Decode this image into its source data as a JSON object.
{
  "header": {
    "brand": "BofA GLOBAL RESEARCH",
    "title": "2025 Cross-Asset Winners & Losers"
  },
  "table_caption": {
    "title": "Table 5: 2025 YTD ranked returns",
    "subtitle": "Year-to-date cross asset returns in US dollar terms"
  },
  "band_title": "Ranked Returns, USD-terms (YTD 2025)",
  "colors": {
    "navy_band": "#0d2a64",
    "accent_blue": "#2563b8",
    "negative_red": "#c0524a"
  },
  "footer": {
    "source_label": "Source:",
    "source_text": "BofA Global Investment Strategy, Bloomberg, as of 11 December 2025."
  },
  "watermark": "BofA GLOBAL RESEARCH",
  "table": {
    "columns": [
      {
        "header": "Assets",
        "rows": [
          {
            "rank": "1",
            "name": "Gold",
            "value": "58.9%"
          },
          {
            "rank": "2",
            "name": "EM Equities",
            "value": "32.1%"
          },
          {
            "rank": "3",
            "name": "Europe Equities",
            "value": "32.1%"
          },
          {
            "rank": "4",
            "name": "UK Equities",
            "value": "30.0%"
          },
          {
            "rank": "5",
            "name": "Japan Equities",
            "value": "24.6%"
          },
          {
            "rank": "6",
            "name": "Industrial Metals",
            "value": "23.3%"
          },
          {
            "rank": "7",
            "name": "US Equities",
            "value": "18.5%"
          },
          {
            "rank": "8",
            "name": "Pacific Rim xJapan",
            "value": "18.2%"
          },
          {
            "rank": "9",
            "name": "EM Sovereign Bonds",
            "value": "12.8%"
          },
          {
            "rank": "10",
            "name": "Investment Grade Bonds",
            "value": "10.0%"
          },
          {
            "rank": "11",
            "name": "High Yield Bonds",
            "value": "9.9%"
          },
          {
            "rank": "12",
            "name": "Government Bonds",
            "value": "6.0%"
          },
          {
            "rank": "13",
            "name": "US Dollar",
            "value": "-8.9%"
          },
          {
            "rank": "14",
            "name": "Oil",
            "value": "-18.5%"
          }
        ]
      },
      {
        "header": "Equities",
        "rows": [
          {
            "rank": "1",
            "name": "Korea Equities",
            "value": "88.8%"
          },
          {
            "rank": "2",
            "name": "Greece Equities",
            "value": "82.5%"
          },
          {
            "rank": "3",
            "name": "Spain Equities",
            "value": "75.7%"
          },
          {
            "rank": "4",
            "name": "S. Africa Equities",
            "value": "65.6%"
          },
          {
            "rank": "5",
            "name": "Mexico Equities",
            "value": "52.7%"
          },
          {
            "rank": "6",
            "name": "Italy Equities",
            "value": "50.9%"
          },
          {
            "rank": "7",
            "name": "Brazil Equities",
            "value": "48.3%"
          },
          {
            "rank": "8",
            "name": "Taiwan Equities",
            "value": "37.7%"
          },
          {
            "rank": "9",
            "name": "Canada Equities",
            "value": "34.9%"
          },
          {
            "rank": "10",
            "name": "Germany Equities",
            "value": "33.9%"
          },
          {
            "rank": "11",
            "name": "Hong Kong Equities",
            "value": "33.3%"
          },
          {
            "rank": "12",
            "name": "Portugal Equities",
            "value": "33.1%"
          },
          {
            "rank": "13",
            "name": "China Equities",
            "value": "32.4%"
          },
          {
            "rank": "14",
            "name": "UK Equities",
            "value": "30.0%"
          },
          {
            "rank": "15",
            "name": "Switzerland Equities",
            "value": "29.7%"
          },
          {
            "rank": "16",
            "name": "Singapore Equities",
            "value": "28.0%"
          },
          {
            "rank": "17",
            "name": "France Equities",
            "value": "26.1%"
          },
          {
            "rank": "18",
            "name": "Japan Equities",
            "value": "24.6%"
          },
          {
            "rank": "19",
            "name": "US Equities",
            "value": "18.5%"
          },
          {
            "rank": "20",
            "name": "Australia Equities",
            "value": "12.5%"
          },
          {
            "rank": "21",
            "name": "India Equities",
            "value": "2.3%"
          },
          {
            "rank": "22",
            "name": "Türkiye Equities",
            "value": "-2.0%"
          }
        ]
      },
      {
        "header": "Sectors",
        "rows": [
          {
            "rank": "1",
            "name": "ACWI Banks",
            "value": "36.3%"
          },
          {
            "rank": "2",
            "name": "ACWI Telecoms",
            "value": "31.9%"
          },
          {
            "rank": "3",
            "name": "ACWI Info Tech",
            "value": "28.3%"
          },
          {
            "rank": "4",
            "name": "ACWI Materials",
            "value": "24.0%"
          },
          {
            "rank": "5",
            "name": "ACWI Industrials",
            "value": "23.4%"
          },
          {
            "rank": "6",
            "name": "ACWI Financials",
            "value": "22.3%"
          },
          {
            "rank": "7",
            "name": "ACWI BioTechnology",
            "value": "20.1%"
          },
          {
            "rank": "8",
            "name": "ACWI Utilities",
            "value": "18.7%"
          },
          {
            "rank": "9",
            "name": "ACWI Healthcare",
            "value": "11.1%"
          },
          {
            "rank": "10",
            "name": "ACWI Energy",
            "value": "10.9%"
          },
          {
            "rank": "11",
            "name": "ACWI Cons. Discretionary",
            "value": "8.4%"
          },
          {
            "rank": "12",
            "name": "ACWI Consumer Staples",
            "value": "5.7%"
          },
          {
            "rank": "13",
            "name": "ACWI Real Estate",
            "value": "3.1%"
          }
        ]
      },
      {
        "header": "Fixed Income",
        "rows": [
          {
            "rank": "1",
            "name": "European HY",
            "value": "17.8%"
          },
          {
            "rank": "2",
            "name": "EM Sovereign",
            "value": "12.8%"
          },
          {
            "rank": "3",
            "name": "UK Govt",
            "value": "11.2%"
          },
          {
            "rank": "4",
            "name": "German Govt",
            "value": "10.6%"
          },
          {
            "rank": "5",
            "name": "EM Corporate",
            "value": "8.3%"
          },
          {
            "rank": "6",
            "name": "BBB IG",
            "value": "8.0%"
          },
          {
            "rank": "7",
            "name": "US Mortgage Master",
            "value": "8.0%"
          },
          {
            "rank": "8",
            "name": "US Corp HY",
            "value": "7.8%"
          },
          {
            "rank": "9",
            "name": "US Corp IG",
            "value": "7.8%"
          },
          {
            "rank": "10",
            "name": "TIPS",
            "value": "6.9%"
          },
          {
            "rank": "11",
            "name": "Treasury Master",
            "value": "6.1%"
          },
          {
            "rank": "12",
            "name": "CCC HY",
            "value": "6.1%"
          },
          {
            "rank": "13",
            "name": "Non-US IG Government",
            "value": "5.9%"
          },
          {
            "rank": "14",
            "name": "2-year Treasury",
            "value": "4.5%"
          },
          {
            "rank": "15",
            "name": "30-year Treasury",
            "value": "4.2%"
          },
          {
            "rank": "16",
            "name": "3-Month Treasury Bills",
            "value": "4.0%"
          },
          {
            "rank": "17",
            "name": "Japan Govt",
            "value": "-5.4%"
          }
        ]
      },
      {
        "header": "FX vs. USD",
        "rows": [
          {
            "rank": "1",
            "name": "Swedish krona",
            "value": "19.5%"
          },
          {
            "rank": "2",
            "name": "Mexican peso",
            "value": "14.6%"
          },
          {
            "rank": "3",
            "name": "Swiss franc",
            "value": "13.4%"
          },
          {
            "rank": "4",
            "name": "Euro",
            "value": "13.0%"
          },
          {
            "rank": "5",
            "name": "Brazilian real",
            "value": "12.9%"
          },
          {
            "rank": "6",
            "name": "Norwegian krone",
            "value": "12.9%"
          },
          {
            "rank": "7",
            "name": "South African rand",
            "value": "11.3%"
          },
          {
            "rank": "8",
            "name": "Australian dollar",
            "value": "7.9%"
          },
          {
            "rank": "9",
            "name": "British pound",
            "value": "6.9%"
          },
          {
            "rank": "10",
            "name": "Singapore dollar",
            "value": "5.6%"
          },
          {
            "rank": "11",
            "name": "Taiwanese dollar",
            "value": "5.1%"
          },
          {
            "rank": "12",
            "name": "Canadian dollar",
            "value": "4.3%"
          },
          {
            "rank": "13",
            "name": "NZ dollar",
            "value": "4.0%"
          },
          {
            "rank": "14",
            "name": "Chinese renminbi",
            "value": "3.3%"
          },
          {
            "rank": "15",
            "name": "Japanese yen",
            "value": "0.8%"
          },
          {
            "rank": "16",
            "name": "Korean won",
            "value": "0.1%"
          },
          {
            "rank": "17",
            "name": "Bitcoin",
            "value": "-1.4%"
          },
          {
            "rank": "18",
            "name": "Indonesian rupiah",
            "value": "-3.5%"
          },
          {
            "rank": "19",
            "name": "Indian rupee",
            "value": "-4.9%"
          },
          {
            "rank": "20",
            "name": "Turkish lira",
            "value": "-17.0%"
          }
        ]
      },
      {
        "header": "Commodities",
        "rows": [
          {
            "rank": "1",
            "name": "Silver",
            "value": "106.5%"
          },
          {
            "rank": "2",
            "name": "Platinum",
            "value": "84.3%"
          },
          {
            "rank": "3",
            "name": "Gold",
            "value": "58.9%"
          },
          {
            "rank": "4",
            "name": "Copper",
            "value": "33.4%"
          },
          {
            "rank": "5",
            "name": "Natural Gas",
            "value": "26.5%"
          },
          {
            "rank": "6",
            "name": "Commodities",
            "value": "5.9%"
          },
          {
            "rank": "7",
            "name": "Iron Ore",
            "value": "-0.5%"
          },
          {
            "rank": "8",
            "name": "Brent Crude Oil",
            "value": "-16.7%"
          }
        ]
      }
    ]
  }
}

---

Job ::
Pick out each line that holds the string "Singapore".

Answer to the problem ::
            "name": "Singapore Equities",
            "name": "Singapore dollar",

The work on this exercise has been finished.